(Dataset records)
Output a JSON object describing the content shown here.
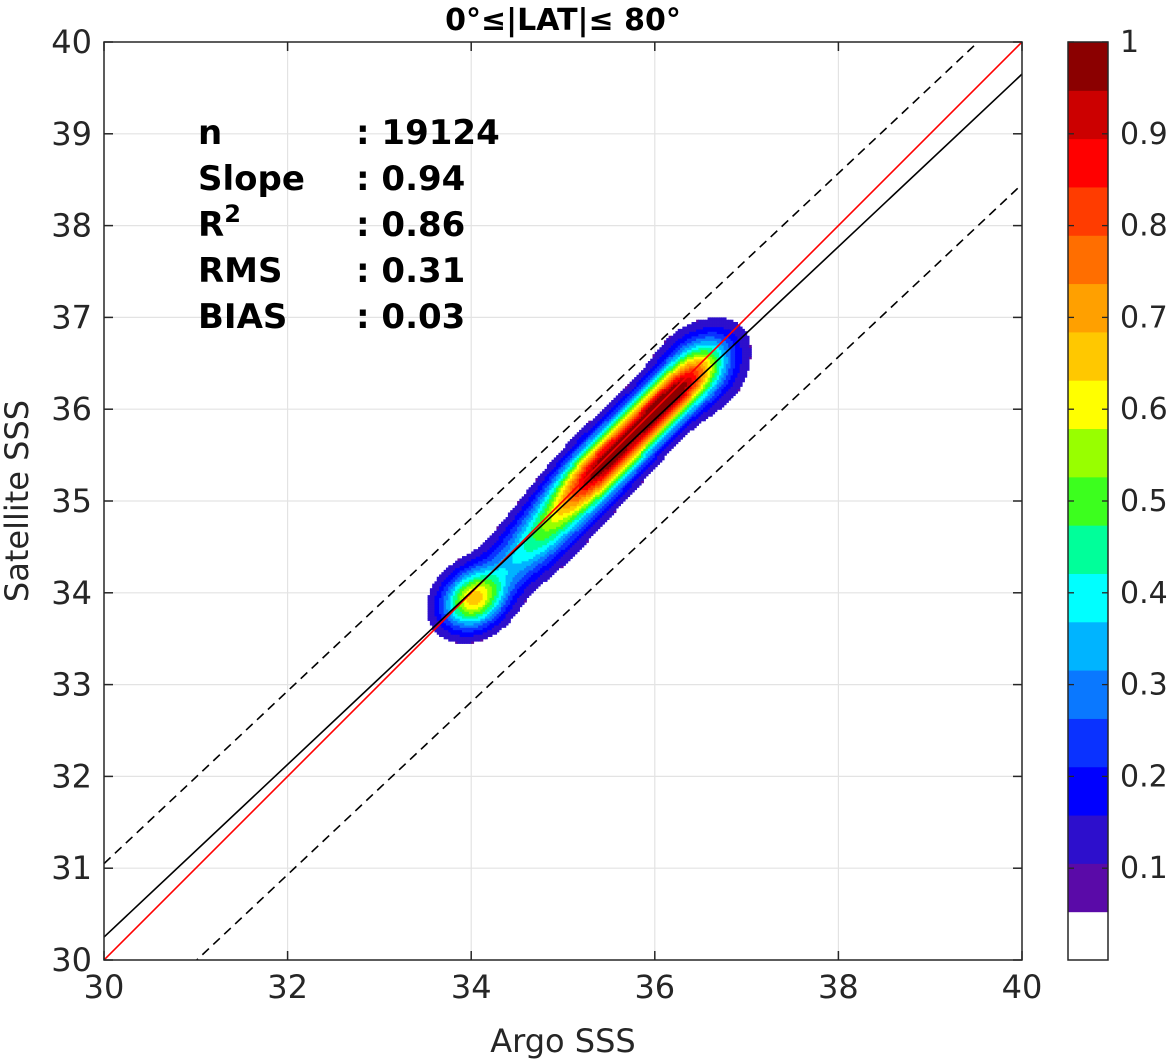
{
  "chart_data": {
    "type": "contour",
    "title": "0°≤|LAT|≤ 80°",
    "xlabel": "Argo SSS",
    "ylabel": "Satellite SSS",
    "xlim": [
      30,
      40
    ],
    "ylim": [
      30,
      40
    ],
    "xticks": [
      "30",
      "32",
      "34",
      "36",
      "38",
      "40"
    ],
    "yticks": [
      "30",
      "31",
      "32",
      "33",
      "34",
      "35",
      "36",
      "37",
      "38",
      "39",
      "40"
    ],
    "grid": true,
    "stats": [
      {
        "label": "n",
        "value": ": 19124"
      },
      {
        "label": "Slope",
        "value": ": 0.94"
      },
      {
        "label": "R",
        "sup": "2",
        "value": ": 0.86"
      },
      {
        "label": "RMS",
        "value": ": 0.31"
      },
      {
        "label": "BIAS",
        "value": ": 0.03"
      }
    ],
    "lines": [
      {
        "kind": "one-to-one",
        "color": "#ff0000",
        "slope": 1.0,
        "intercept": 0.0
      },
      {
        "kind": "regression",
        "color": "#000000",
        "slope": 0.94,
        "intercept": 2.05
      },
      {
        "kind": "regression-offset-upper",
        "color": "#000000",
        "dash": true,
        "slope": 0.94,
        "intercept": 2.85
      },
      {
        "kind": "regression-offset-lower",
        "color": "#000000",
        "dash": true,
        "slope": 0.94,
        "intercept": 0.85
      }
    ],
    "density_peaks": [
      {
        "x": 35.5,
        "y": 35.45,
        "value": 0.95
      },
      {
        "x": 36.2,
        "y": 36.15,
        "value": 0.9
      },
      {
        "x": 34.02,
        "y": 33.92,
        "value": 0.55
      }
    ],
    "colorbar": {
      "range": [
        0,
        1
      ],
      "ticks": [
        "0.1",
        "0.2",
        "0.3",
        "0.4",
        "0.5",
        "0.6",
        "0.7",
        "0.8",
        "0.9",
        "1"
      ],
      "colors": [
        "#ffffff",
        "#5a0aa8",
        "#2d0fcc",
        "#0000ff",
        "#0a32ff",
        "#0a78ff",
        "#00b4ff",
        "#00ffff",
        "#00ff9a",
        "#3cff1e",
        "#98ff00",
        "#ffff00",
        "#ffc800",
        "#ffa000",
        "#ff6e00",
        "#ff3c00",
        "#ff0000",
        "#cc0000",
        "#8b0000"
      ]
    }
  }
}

...

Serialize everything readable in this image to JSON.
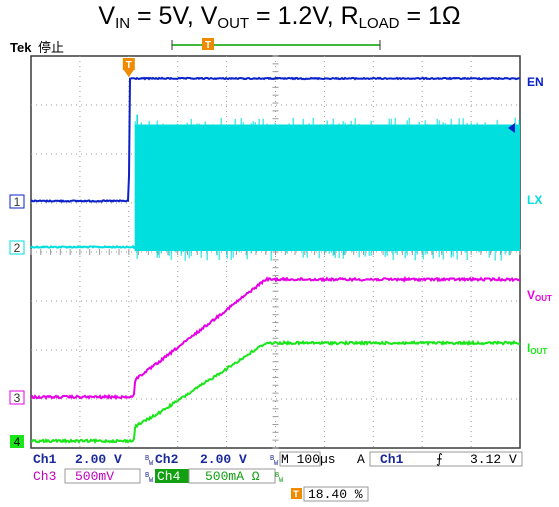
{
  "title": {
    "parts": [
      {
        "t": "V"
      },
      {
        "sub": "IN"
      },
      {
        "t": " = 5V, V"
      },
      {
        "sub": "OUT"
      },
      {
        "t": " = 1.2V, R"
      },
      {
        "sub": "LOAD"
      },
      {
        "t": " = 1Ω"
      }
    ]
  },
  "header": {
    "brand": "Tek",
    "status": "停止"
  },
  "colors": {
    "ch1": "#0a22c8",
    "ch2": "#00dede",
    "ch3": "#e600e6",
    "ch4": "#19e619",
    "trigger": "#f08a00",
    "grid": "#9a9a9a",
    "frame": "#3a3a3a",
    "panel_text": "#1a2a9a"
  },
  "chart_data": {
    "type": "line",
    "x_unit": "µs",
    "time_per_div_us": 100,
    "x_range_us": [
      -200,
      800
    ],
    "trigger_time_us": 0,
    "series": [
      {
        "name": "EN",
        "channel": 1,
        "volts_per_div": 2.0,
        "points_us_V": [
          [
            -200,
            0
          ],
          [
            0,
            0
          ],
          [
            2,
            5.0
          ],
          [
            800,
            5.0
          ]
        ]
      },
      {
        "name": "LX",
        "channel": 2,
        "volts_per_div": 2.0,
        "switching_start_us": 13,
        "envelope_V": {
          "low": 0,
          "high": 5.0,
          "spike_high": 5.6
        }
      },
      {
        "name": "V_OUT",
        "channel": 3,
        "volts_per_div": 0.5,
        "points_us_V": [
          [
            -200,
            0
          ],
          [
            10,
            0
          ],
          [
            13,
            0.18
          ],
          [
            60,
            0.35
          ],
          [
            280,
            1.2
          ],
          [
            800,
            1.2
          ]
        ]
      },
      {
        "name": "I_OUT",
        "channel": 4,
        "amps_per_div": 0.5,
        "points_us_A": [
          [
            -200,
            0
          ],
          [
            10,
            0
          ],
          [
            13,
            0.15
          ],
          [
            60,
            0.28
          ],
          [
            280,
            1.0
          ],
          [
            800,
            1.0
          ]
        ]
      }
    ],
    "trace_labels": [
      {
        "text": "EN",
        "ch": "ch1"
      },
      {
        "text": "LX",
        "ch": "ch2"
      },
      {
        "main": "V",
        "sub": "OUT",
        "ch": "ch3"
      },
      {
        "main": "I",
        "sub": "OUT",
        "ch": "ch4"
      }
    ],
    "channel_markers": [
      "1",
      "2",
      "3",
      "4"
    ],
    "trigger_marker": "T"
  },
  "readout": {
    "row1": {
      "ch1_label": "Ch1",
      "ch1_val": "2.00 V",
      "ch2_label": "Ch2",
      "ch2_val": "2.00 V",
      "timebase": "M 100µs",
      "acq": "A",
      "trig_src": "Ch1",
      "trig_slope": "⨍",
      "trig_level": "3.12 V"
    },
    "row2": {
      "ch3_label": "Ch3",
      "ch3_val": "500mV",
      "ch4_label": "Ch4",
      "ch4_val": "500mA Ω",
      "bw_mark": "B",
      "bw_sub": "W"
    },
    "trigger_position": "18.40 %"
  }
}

Stated exercise →
Copy all lines from the material that contain "intercept".

Solution →
        "intercept": 0.0
        "intercept": 2.05
        "intercept": 2.85
        "intercept": 0.85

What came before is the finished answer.